> **What to work on**: Collect all lines from the listing that include the string "color".

> **Exercise data**:
++++++++++++++++++++

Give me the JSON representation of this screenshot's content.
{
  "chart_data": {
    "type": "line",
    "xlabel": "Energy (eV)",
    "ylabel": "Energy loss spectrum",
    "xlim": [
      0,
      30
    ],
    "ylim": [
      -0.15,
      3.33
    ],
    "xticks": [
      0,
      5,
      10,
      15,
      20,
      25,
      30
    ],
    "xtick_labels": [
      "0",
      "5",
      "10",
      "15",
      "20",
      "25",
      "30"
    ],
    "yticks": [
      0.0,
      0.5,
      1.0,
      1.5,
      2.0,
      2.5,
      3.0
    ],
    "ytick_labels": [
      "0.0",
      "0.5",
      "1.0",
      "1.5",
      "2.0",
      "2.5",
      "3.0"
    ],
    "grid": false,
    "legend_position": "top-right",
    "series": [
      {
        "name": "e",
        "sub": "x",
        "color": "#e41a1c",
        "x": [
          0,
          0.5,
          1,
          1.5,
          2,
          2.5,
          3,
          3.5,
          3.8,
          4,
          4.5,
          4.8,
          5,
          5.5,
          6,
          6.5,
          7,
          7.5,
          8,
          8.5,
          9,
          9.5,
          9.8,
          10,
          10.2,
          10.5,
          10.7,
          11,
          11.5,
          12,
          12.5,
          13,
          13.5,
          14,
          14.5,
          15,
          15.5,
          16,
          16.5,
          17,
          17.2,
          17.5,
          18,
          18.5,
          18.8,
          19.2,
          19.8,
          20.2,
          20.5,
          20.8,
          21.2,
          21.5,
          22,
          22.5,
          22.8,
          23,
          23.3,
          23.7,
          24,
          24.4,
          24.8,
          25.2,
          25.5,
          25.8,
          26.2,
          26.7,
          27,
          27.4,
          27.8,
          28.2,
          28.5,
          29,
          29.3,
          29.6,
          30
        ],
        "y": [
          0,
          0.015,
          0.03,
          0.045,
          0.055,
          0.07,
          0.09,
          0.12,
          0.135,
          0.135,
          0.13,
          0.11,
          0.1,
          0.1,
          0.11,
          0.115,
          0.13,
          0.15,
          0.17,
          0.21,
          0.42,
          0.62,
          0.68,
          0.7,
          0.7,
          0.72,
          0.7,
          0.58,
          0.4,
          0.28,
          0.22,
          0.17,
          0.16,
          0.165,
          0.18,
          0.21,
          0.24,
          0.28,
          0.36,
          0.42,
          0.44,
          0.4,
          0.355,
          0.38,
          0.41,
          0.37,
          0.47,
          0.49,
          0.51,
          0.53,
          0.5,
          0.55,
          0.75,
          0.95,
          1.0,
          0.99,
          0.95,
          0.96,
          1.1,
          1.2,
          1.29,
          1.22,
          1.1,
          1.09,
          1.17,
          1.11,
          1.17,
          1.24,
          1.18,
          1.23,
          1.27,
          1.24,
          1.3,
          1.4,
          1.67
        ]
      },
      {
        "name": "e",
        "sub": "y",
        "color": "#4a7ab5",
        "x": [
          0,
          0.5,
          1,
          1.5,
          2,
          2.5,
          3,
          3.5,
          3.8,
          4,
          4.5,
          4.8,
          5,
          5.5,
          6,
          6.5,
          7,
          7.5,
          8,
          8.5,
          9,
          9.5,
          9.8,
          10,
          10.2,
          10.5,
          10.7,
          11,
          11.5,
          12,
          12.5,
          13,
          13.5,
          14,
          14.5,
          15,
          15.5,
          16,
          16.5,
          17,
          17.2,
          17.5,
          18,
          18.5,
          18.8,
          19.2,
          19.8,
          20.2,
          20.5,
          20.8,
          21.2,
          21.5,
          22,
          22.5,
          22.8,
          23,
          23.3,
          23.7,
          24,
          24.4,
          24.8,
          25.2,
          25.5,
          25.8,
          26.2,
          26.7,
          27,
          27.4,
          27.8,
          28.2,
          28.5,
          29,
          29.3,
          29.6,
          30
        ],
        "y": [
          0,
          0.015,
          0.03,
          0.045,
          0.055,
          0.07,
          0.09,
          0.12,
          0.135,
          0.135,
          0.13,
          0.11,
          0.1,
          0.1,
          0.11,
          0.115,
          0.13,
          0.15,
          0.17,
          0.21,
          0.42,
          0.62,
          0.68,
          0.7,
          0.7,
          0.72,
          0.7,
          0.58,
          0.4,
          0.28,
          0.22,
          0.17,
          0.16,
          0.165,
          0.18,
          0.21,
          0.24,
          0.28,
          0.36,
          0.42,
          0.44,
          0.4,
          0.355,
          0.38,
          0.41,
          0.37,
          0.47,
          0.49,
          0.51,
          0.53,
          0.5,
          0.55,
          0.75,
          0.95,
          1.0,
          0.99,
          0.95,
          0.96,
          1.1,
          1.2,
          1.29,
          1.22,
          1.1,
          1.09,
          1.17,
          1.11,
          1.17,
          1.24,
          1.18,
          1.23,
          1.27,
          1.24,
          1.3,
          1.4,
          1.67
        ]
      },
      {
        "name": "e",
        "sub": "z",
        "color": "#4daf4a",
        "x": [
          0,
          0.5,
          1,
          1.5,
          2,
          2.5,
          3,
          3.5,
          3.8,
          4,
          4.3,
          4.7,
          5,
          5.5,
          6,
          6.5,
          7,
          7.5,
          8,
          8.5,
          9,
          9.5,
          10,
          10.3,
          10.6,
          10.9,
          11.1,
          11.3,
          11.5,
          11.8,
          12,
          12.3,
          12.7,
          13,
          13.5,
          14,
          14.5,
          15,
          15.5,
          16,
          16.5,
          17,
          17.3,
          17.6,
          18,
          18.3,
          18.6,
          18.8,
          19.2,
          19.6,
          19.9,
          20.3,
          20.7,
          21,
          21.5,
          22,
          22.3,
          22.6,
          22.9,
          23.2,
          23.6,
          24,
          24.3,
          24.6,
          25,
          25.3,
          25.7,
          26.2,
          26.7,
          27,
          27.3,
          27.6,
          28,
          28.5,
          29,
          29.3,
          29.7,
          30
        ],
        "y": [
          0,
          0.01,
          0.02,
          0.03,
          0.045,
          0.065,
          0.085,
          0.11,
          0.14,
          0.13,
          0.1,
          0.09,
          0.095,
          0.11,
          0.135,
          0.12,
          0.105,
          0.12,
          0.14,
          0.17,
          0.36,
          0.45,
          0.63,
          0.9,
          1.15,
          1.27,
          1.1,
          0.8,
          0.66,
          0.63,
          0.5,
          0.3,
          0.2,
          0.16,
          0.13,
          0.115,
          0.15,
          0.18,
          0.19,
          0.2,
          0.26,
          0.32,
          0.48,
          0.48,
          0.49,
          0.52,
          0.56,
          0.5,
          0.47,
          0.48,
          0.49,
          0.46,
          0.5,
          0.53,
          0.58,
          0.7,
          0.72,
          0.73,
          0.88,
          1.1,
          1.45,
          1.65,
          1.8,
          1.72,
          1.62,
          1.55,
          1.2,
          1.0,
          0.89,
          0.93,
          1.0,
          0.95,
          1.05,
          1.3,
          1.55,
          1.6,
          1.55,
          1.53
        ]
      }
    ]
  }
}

++++++++++++++++++++

> **Final result**:
        "color": "#e41a1c",
        "color": "#4a7ab5",
        "color": "#4daf4a",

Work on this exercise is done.